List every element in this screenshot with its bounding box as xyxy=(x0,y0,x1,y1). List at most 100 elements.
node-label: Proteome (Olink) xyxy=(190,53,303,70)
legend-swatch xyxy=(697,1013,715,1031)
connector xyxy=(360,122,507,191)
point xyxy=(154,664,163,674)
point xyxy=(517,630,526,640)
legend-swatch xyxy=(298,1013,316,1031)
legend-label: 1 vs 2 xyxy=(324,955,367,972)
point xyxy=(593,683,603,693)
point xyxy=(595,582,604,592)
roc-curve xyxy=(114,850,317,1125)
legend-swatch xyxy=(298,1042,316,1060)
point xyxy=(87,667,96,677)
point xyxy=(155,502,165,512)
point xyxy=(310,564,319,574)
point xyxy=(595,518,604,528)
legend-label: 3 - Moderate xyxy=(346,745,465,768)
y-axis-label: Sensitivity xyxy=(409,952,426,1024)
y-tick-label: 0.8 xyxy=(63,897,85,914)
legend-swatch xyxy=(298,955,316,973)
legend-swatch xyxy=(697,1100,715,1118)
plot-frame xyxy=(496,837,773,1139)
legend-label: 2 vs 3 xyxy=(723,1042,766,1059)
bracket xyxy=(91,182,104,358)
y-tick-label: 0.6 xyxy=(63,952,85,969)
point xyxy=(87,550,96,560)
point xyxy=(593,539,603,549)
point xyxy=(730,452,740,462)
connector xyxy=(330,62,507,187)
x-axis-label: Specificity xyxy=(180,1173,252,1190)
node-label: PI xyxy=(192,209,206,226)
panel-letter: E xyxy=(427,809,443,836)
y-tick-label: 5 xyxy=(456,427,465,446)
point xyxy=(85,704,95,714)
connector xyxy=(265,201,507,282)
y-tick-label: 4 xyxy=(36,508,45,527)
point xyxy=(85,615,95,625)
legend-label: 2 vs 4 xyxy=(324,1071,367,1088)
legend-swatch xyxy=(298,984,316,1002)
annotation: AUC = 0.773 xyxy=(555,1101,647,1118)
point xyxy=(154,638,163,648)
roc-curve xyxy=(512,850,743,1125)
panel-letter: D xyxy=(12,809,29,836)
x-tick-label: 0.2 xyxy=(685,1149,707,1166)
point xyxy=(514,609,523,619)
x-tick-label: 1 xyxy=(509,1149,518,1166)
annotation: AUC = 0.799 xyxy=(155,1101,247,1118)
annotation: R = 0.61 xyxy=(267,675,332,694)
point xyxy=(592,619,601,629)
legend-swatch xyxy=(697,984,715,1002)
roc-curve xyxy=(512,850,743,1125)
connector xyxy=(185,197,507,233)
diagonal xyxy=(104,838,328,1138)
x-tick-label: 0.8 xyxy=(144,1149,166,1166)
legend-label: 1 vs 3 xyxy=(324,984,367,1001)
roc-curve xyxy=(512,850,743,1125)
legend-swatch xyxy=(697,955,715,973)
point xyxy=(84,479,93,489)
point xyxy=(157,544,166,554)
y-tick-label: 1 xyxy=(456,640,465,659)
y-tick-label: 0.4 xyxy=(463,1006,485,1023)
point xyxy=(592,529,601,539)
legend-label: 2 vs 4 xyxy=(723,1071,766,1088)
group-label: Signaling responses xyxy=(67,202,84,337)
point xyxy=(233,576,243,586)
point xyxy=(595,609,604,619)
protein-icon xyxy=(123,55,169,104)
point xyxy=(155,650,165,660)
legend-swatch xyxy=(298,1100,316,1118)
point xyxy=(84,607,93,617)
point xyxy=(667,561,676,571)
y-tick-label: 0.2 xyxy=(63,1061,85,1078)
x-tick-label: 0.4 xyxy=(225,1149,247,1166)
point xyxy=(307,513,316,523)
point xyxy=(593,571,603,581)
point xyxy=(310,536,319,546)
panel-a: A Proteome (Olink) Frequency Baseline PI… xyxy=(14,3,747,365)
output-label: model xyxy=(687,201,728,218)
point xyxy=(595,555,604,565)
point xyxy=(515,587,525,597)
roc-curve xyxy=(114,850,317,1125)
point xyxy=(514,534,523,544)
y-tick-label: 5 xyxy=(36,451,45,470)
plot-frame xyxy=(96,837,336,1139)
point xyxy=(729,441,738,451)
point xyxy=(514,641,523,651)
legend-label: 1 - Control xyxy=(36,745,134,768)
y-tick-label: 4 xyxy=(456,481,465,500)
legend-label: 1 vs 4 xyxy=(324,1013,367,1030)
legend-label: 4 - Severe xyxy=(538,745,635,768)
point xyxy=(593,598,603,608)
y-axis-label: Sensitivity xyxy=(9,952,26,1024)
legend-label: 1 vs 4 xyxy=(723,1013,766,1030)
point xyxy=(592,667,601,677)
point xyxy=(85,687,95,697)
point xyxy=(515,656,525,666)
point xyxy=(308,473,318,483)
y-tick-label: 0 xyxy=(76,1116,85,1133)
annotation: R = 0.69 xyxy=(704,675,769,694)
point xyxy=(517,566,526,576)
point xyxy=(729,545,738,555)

• • • •

_Requirement_
Reproduce the data in full, exactly as presented.

_Response to the exercise_
List every element in this screenshot with its bounding box as xyxy=(x0,y0,x1,y1). List at most 100 elements.
node-label: Proteome (Olink) xyxy=(190,53,303,70)
legend-swatch xyxy=(697,1013,715,1031)
connector xyxy=(360,122,507,191)
point xyxy=(154,664,163,674)
point xyxy=(517,630,526,640)
legend-swatch xyxy=(298,1013,316,1031)
legend-label: 1 vs 2 xyxy=(324,955,367,972)
point xyxy=(593,683,603,693)
point xyxy=(595,582,604,592)
roc-curve xyxy=(114,850,317,1125)
legend-swatch xyxy=(298,1042,316,1060)
point xyxy=(87,667,96,677)
point xyxy=(155,502,165,512)
point xyxy=(310,564,319,574)
point xyxy=(595,518,604,528)
legend-label: 3 - Moderate xyxy=(346,745,465,768)
y-axis-label: Sensitivity xyxy=(409,952,426,1024)
y-tick-label: 0.8 xyxy=(63,897,85,914)
legend-swatch xyxy=(298,955,316,973)
legend-swatch xyxy=(697,1100,715,1118)
plot-frame xyxy=(496,837,773,1139)
legend-label: 2 vs 3 xyxy=(723,1042,766,1059)
bracket xyxy=(91,182,104,358)
y-tick-label: 0.6 xyxy=(63,952,85,969)
point xyxy=(87,550,96,560)
point xyxy=(593,539,603,549)
point xyxy=(730,452,740,462)
connector xyxy=(330,62,507,187)
x-axis-label: Specificity xyxy=(180,1173,252,1190)
node-label: PI xyxy=(192,209,206,226)
panel-letter: E xyxy=(427,809,443,836)
y-tick-label: 5 xyxy=(456,427,465,446)
point xyxy=(85,704,95,714)
connector xyxy=(265,201,507,282)
y-tick-label: 4 xyxy=(36,508,45,527)
point xyxy=(85,615,95,625)
legend-label: 2 vs 4 xyxy=(324,1071,367,1088)
legend-swatch xyxy=(298,984,316,1002)
annotation: AUC = 0.773 xyxy=(555,1101,647,1118)
point xyxy=(154,638,163,648)
roc-curve xyxy=(512,850,743,1125)
panel-letter: D xyxy=(12,809,29,836)
x-tick-label: 0.2 xyxy=(685,1149,707,1166)
point xyxy=(514,609,523,619)
x-tick-label: 1 xyxy=(509,1149,518,1166)
annotation: AUC = 0.799 xyxy=(155,1101,247,1118)
annotation: R = 0.61 xyxy=(267,675,332,694)
point xyxy=(592,619,601,629)
legend-swatch xyxy=(697,984,715,1002)
roc-curve xyxy=(512,850,743,1125)
connector xyxy=(185,197,507,233)
diagonal xyxy=(104,838,328,1138)
x-tick-label: 0.8 xyxy=(144,1149,166,1166)
legend-label: 1 vs 3 xyxy=(324,984,367,1001)
roc-curve xyxy=(512,850,743,1125)
legend-swatch xyxy=(697,955,715,973)
point xyxy=(84,479,93,489)
point xyxy=(157,544,166,554)
y-tick-label: 1 xyxy=(456,640,465,659)
y-tick-label: 0.4 xyxy=(463,1006,485,1023)
point xyxy=(592,529,601,539)
legend-label: 2 vs 4 xyxy=(723,1071,766,1088)
group-label: Signaling responses xyxy=(67,202,84,337)
point xyxy=(233,576,243,586)
point xyxy=(595,609,604,619)
protein-icon xyxy=(123,55,169,104)
point xyxy=(155,650,165,660)
legend-swatch xyxy=(298,1100,316,1118)
point xyxy=(84,607,93,617)
point xyxy=(667,561,676,571)
y-tick-label: 0.2 xyxy=(63,1061,85,1078)
x-tick-label: 0.4 xyxy=(225,1149,247,1166)
point xyxy=(307,513,316,523)
point xyxy=(593,571,603,581)
point xyxy=(310,536,319,546)
panel-a: A Proteome (Olink) Frequency Baseline PI… xyxy=(14,3,747,365)
output-label: model xyxy=(687,201,728,218)
point xyxy=(595,555,604,565)
point xyxy=(515,587,525,597)
roc-curve xyxy=(114,850,317,1125)
point xyxy=(514,534,523,544)
y-tick-label: 5 xyxy=(36,451,45,470)
plot-frame xyxy=(96,837,336,1139)
point xyxy=(729,441,738,451)
point xyxy=(514,641,523,651)
legend-label: 1 - Control xyxy=(36,745,134,768)
y-tick-label: 4 xyxy=(456,481,465,500)
legend-label: 1 vs 4 xyxy=(324,1013,367,1030)
legend-label: 4 - Severe xyxy=(538,745,635,768)
point xyxy=(593,598,603,608)
y-axis-label: Sensitivity xyxy=(9,952,26,1024)
legend-label: 1 vs 4 xyxy=(723,1013,766,1030)
point xyxy=(592,667,601,677)
point xyxy=(85,687,95,697)
point xyxy=(515,656,525,666)
point xyxy=(308,473,318,483)
y-tick-label: 0 xyxy=(76,1116,85,1133)
annotation: R = 0.69 xyxy=(704,675,769,694)
point xyxy=(517,566,526,576)
point xyxy=(729,545,738,555)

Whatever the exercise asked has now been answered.